===== Given records =====

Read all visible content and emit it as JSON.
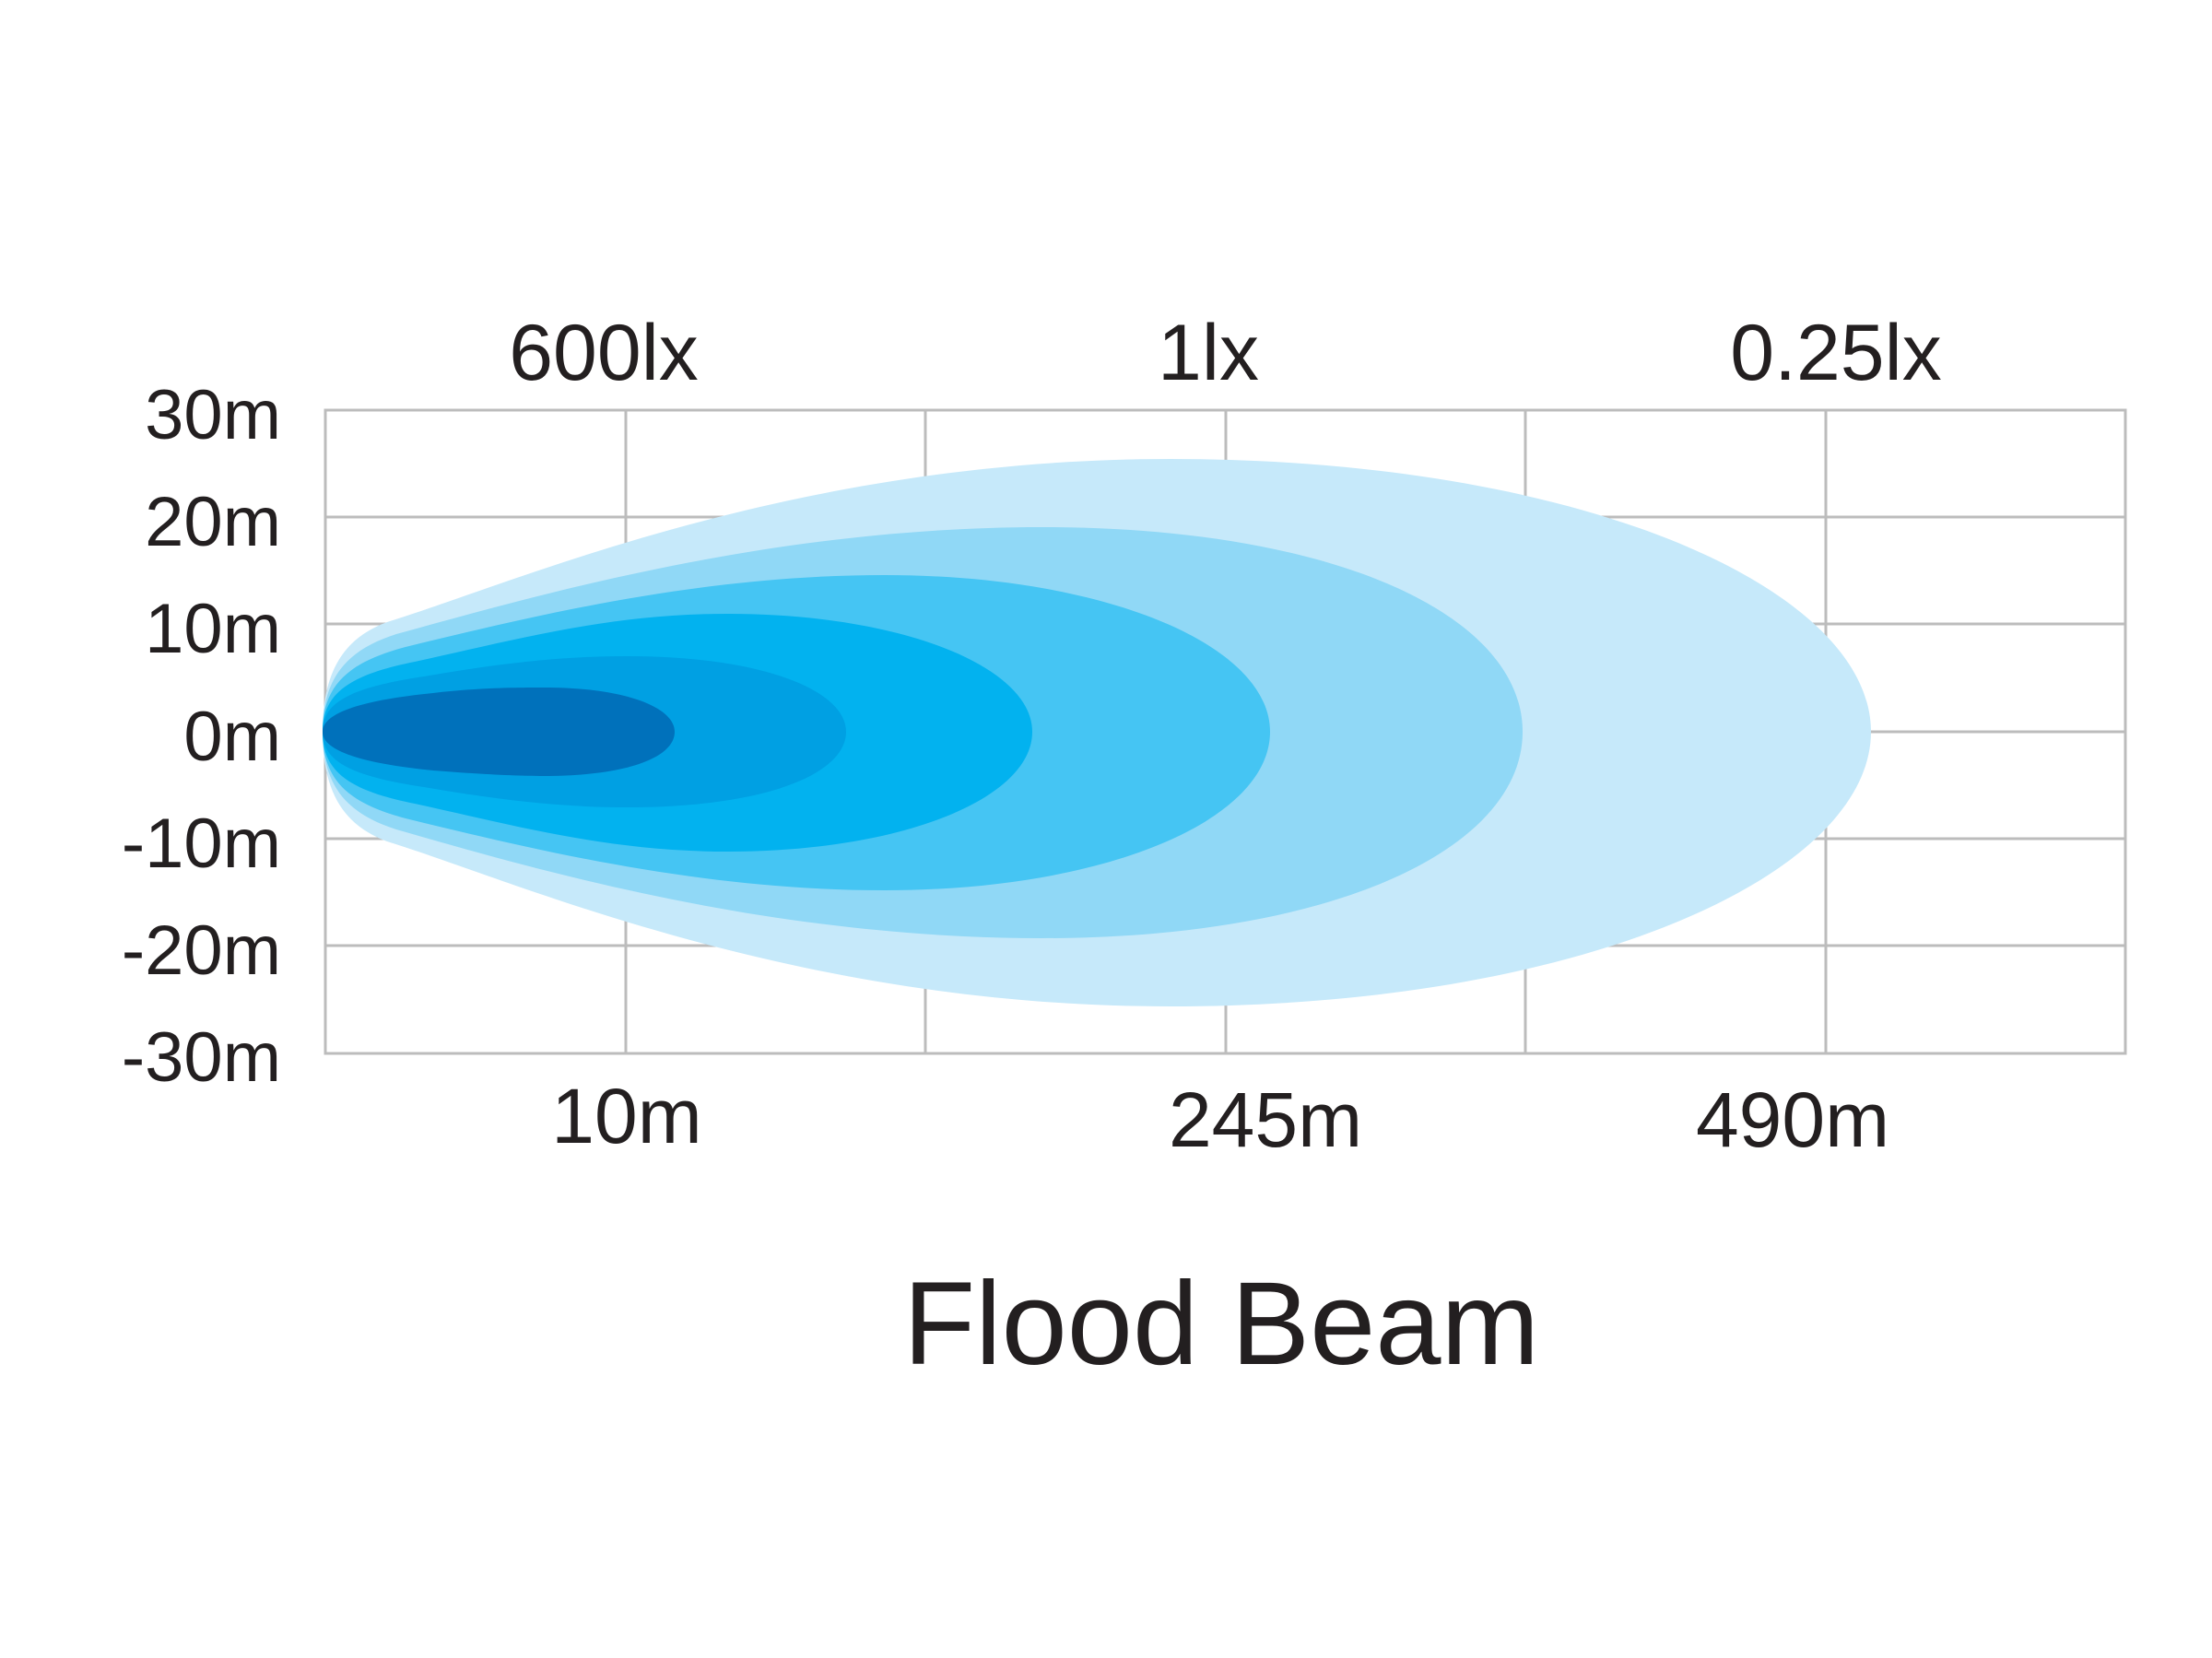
{
  "title": "Flood Beam",
  "y_axis_labels": [
    "30m",
    "20m",
    "10m",
    "0m",
    "-10m",
    "-20m",
    "-30m"
  ],
  "lux_labels": [
    "600lx",
    "1lx",
    "0.25lx"
  ],
  "distance_labels": [
    "10m",
    "245m",
    "490m"
  ],
  "beam_colors": [
    "#c6e9fa",
    "#90d8f6",
    "#45c5f3",
    "#02b2ef",
    "#00a0e3",
    "#0071bb"
  ],
  "grid_color": "#bcbcbc"
}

=====

* **Work required**
What comes back should match the records exactly, minus any pictures.

* **Correct result**
Read all visible content and emit it as JSON.
{
  "title": "Flood Beam",
  "y_axis_labels": [
    "30m",
    "20m",
    "10m",
    "0m",
    "-10m",
    "-20m",
    "-30m"
  ],
  "lux_labels": [
    "600lx",
    "1lx",
    "0.25lx"
  ],
  "distance_labels": [
    "10m",
    "245m",
    "490m"
  ],
  "beam_colors": [
    "#c6e9fa",
    "#90d8f6",
    "#45c5f3",
    "#02b2ef",
    "#00a0e3",
    "#0071bb"
  ],
  "grid_color": "#bcbcbc"
}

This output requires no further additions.